--- Start ---

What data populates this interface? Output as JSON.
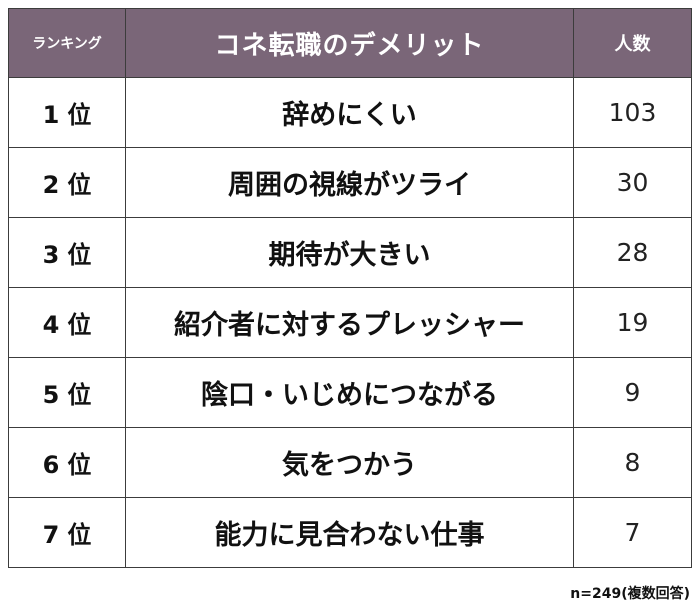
{
  "header": {
    "rank_label": "ランキング",
    "item_label": "コネ転職のデメリット",
    "count_label": "人数"
  },
  "rows": [
    {
      "rank": "1",
      "rank_suffix": "位",
      "item": "辞めにくい",
      "count": "103"
    },
    {
      "rank": "2",
      "rank_suffix": "位",
      "item": "周囲の視線がツライ",
      "count": "30"
    },
    {
      "rank": "3",
      "rank_suffix": "位",
      "item": "期待が大きい",
      "count": "28"
    },
    {
      "rank": "4",
      "rank_suffix": "位",
      "item": "紹介者に対するプレッシャー",
      "count": "19"
    },
    {
      "rank": "5",
      "rank_suffix": "位",
      "item": "陰口・いじめにつながる",
      "count": "9"
    },
    {
      "rank": "6",
      "rank_suffix": "位",
      "item": "気をつかう",
      "count": "8"
    },
    {
      "rank": "7",
      "rank_suffix": "位",
      "item": "能力に見合わない仕事",
      "count": "7"
    }
  ],
  "footnote": "n=249(複数回答)",
  "colors": {
    "header_background": "#7a6678",
    "header_text": "#ffffff",
    "border": "#3c3c3c"
  }
}
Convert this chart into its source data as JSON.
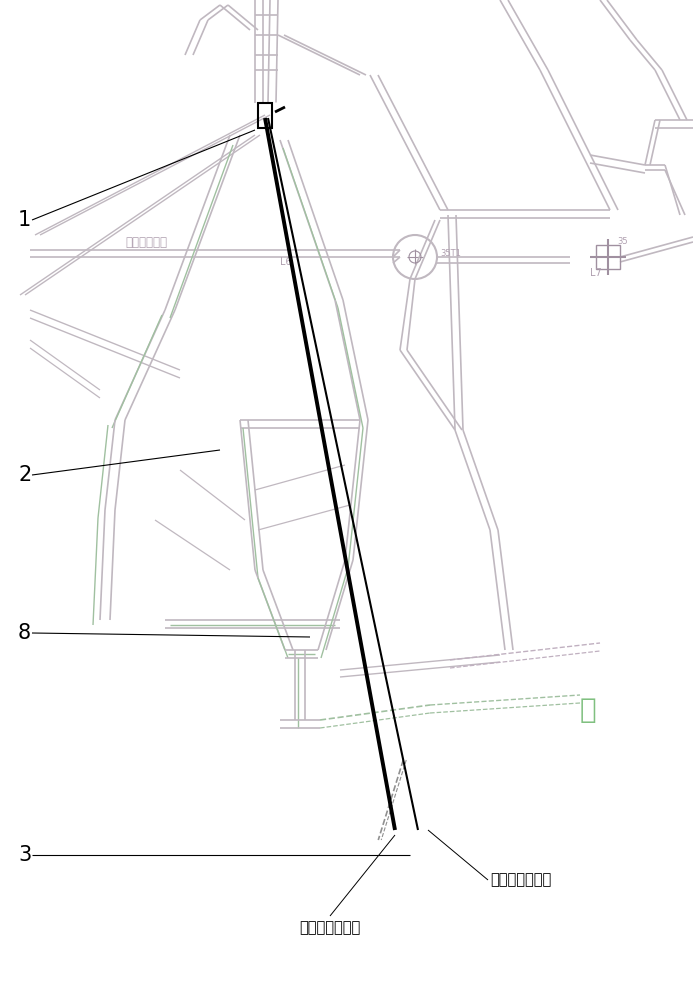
{
  "bg_color": "#ffffff",
  "tc": "#c0b8c0",
  "gc": "#a0c0a0",
  "black": "#000000",
  "gray_dark": "#808080",
  "gray_med": "#b0b0b0",
  "fire_green": "#80c080",
  "label_1": "1",
  "label_2": "2",
  "label_8": "8",
  "label_3": "3",
  "text_jingxia": "井下主变电屋",
  "text_wufenzhi": "无分支定向钔孔",
  "text_youfenzhi": "有分支定向钔孔",
  "text_huo": "火",
  "figsize": [
    6.93,
    10.0
  ],
  "dpi": 100
}
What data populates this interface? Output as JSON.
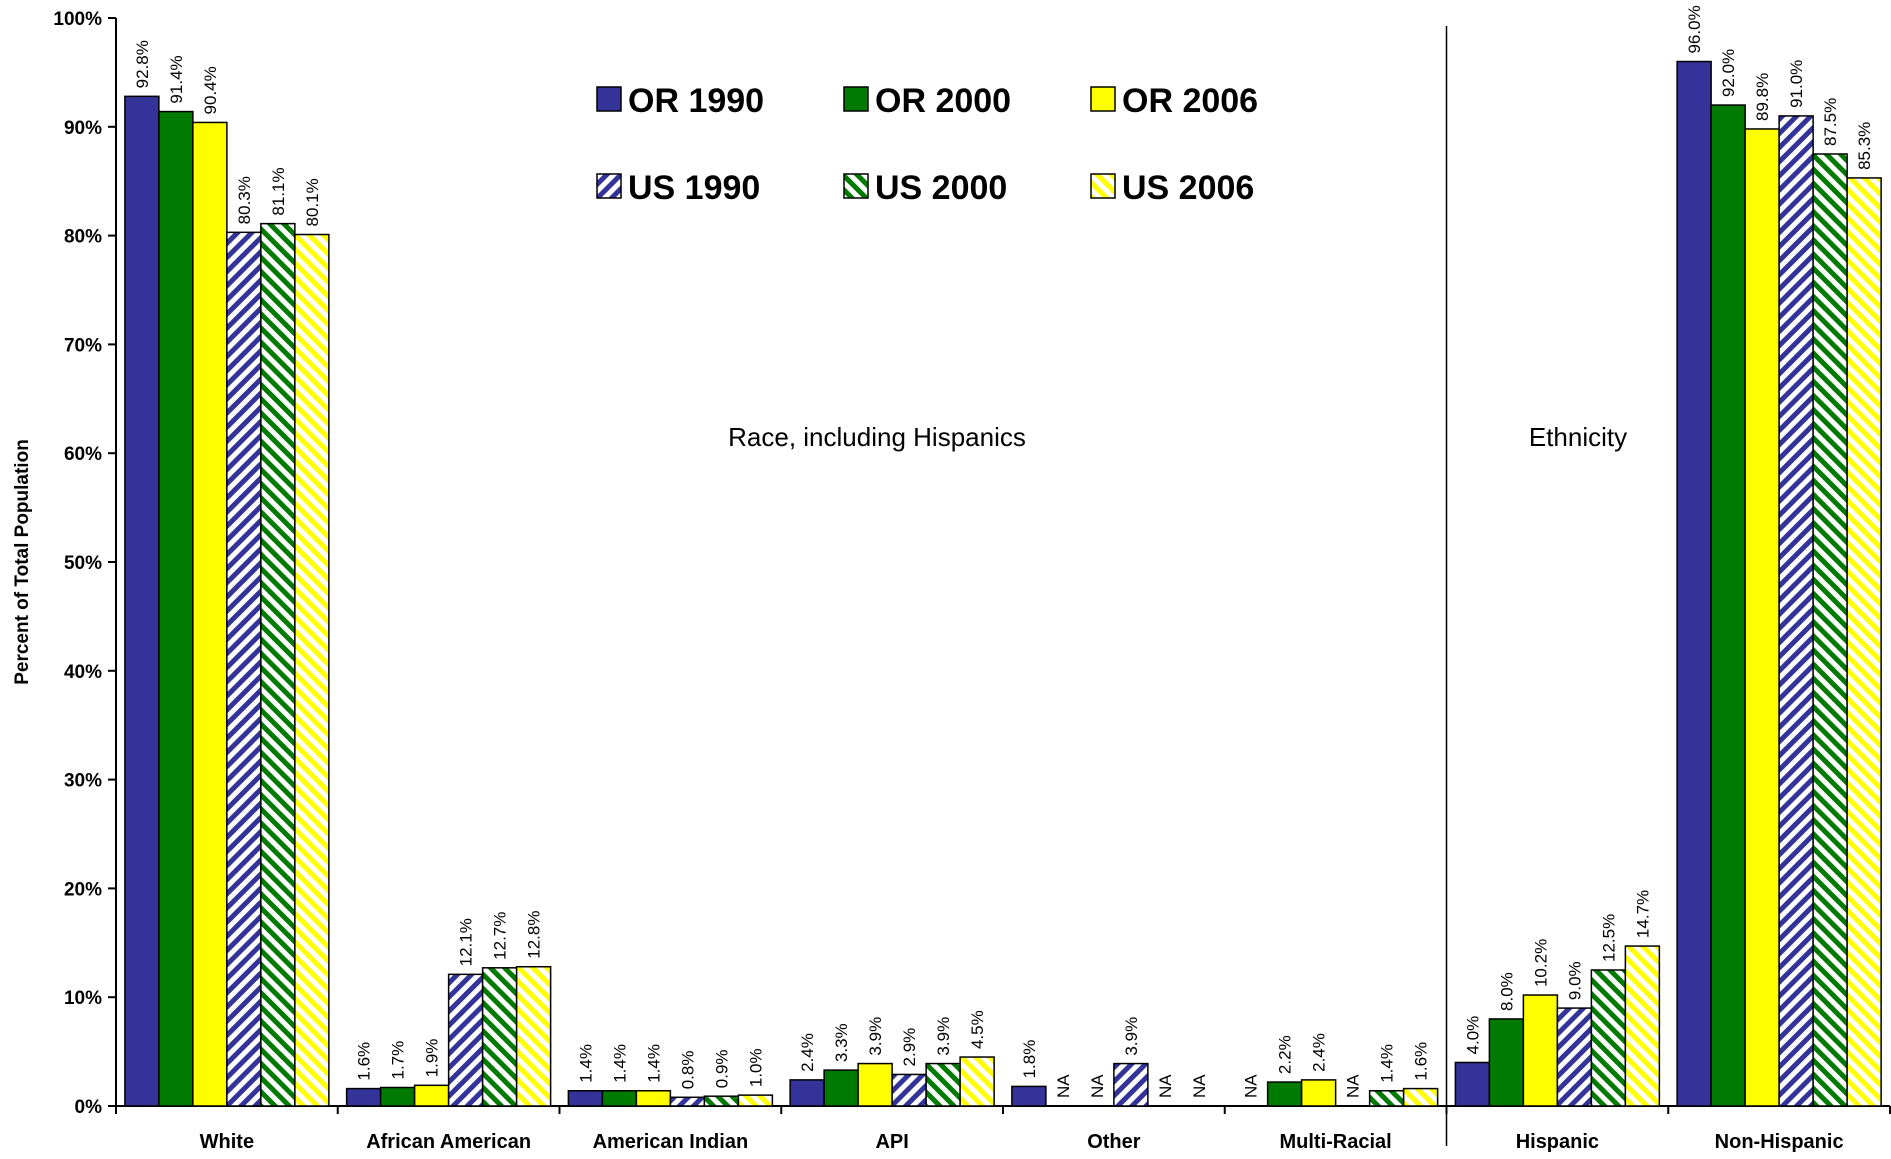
{
  "chart_data": {
    "type": "bar",
    "ylabel": "Percent of Total Population",
    "ylim": [
      0,
      100
    ],
    "yticks": [
      "0%",
      "10%",
      "20%",
      "30%",
      "40%",
      "50%",
      "60%",
      "70%",
      "80%",
      "90%",
      "100%"
    ],
    "categories": [
      "White",
      "African American",
      "American Indian",
      "API",
      "Other",
      "Multi-Racial",
      "Hispanic",
      "Non-Hispanic"
    ],
    "section_labels": [
      "Race, including Hispanics",
      "Ethnicity"
    ],
    "legend_placement": "top-center",
    "grid": false,
    "series": [
      {
        "name": "OR 1990",
        "color": "#333399",
        "pattern": "solid",
        "values": [
          92.8,
          1.6,
          1.4,
          2.4,
          1.8,
          null,
          4.0,
          96.0
        ],
        "labels": [
          "92.8%",
          "1.6%",
          "1.4%",
          "2.4%",
          "1.8%",
          "NA",
          "4.0%",
          "96.0%"
        ]
      },
      {
        "name": "OR 2000",
        "color": "#007A00",
        "pattern": "solid",
        "values": [
          91.4,
          1.7,
          1.4,
          3.3,
          null,
          2.2,
          8.0,
          92.0
        ],
        "labels": [
          "91.4%",
          "1.7%",
          "1.4%",
          "3.3%",
          "NA",
          "2.2%",
          "8.0%",
          "92.0%"
        ]
      },
      {
        "name": "OR 2006",
        "color": "#FFFF00",
        "pattern": "solid",
        "values": [
          90.4,
          1.9,
          1.4,
          3.9,
          null,
          2.4,
          10.2,
          89.8
        ],
        "labels": [
          "90.4%",
          "1.9%",
          "1.4%",
          "3.9%",
          "NA",
          "2.4%",
          "10.2%",
          "89.8%"
        ]
      },
      {
        "name": "US 1990",
        "color": "#333399",
        "pattern": "diagonal",
        "values": [
          80.3,
          12.1,
          0.8,
          2.9,
          3.9,
          null,
          9.0,
          91.0
        ],
        "labels": [
          "80.3%",
          "12.1%",
          "0.8%",
          "2.9%",
          "3.9%",
          "NA",
          "9.0%",
          "91.0%"
        ]
      },
      {
        "name": "US 2000",
        "color": "#007A00",
        "pattern": "diagonal",
        "values": [
          81.1,
          12.7,
          0.9,
          3.9,
          null,
          1.4,
          12.5,
          87.5
        ],
        "labels": [
          "81.1%",
          "12.7%",
          "0.9%",
          "3.9%",
          "NA",
          "1.4%",
          "12.5%",
          "87.5%"
        ]
      },
      {
        "name": "US 2006",
        "color": "#FFFF00",
        "pattern": "diagonal",
        "values": [
          80.1,
          12.8,
          1.0,
          4.5,
          null,
          1.6,
          14.7,
          85.3
        ],
        "labels": [
          "80.1%",
          "12.8%",
          "1.0%",
          "4.5%",
          "NA",
          "1.6%",
          "14.7%",
          "85.3%"
        ]
      }
    ]
  }
}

--- End ---

### Instructions to follow
Without the pictures, repeat all the records word for word.

### Correct answer
What data populates this interface? Output as JSON.
{
  "header": {
    "rank_label": "ランキング",
    "item_label": "コネ転職のデメリット",
    "count_label": "人数"
  },
  "rows": [
    {
      "rank": "1",
      "rank_suffix": "位",
      "item": "辞めにくい",
      "count": "103"
    },
    {
      "rank": "2",
      "rank_suffix": "位",
      "item": "周囲の視線がツライ",
      "count": "30"
    },
    {
      "rank": "3",
      "rank_suffix": "位",
      "item": "期待が大きい",
      "count": "28"
    },
    {
      "rank": "4",
      "rank_suffix": "位",
      "item": "紹介者に対するプレッシャー",
      "count": "19"
    },
    {
      "rank": "5",
      "rank_suffix": "位",
      "item": "陰口・いじめにつながる",
      "count": "9"
    },
    {
      "rank": "6",
      "rank_suffix": "位",
      "item": "気をつかう",
      "count": "8"
    },
    {
      "rank": "7",
      "rank_suffix": "位",
      "item": "能力に見合わない仕事",
      "count": "7"
    }
  ],
  "footnote": "n=249(複数回答)",
  "colors": {
    "header_background": "#7a6678",
    "header_text": "#ffffff",
    "border": "#3c3c3c"
  }
}
Convert this chart into its source data as JSON.
{
  "bg_color": "#ffffff",
  "tc": "#c0b8c0",
  "gc": "#a0c0a0",
  "black": "#000000",
  "gray_dark": "#808080",
  "gray_med": "#b0b0b0",
  "fire_green": "#80c080",
  "label_1": "1",
  "label_2": "2",
  "label_8": "8",
  "label_3": "3",
  "text_jingxia": "井下主变电屋",
  "text_wufenzhi": "无分支定向钔孔",
  "text_youfenzhi": "有分支定向钔孔",
  "text_huo": "火",
  "figsize": [
    6.93,
    10.0
  ],
  "dpi": 100
}
What data populates this interface? Output as JSON.
{
  "chart_data": {
    "type": "bar",
    "ylabel": "Percent of Total Population",
    "ylim": [
      0,
      100
    ],
    "yticks": [
      "0%",
      "10%",
      "20%",
      "30%",
      "40%",
      "50%",
      "60%",
      "70%",
      "80%",
      "90%",
      "100%"
    ],
    "categories": [
      "White",
      "African American",
      "American Indian",
      "API",
      "Other",
      "Multi-Racial",
      "Hispanic",
      "Non-Hispanic"
    ],
    "section_labels": [
      "Race, including Hispanics",
      "Ethnicity"
    ],
    "legend_placement": "top-center",
    "grid": false,
    "series": [
      {
        "name": "OR 1990",
        "color": "#333399",
        "pattern": "solid",
        "values": [
          92.8,
          1.6,
          1.4,
          2.4,
          1.8,
          null,
          4.0,
          96.0
        ],
        "labels": [
          "92.8%",
          "1.6%",
          "1.4%",
          "2.4%",
          "1.8%",
          "NA",
          "4.0%",
          "96.0%"
        ]
      },
      {
        "name": "OR 2000",
        "color": "#007A00",
        "pattern": "solid",
        "values": [
          91.4,
          1.7,
          1.4,
          3.3,
          null,
          2.2,
          8.0,
          92.0
        ],
        "labels": [
          "91.4%",
          "1.7%",
          "1.4%",
          "3.3%",
          "NA",
          "2.2%",
          "8.0%",
          "92.0%"
        ]
      },
      {
        "name": "OR 2006",
        "color": "#FFFF00",
        "pattern": "solid",
        "values": [
          90.4,
          1.9,
          1.4,
          3.9,
          null,
          2.4,
          10.2,
          89.8
        ],
        "labels": [
          "90.4%",
          "1.9%",
          "1.4%",
          "3.9%",
          "NA",
          "2.4%",
          "10.2%",
          "89.8%"
        ]
      },
      {
        "name": "US 1990",
        "color": "#333399",
        "pattern": "diagonal",
        "values": [
          80.3,
          12.1,
          0.8,
          2.9,
          3.9,
          null,
          9.0,
          91.0
        ],
        "labels": [
          "80.3%",
          "12.1%",
          "0.8%",
          "2.9%",
          "3.9%",
          "NA",
          "9.0%",
          "91.0%"
        ]
      },
      {
        "name": "US 2000",
        "color": "#007A00",
        "pattern": "diagonal",
        "values": [
          81.1,
          12.7,
          0.9,
          3.9,
          null,
          1.4,
          12.5,
          87.5
        ],
        "labels": [
          "81.1%",
          "12.7%",
          "0.9%",
          "3.9%",
          "NA",
          "1.4%",
          "12.5%",
          "87.5%"
        ]
      },
      {
        "name": "US 2006",
        "color": "#FFFF00",
        "pattern": "diagonal",
        "values": [
          80.1,
          12.8,
          1.0,
          4.5,
          null,
          1.6,
          14.7,
          85.3
        ],
        "labels": [
          "80.1%",
          "12.8%",
          "1.0%",
          "4.5%",
          "NA",
          "1.6%",
          "14.7%",
          "85.3%"
        ]
      }
    ]
  }
}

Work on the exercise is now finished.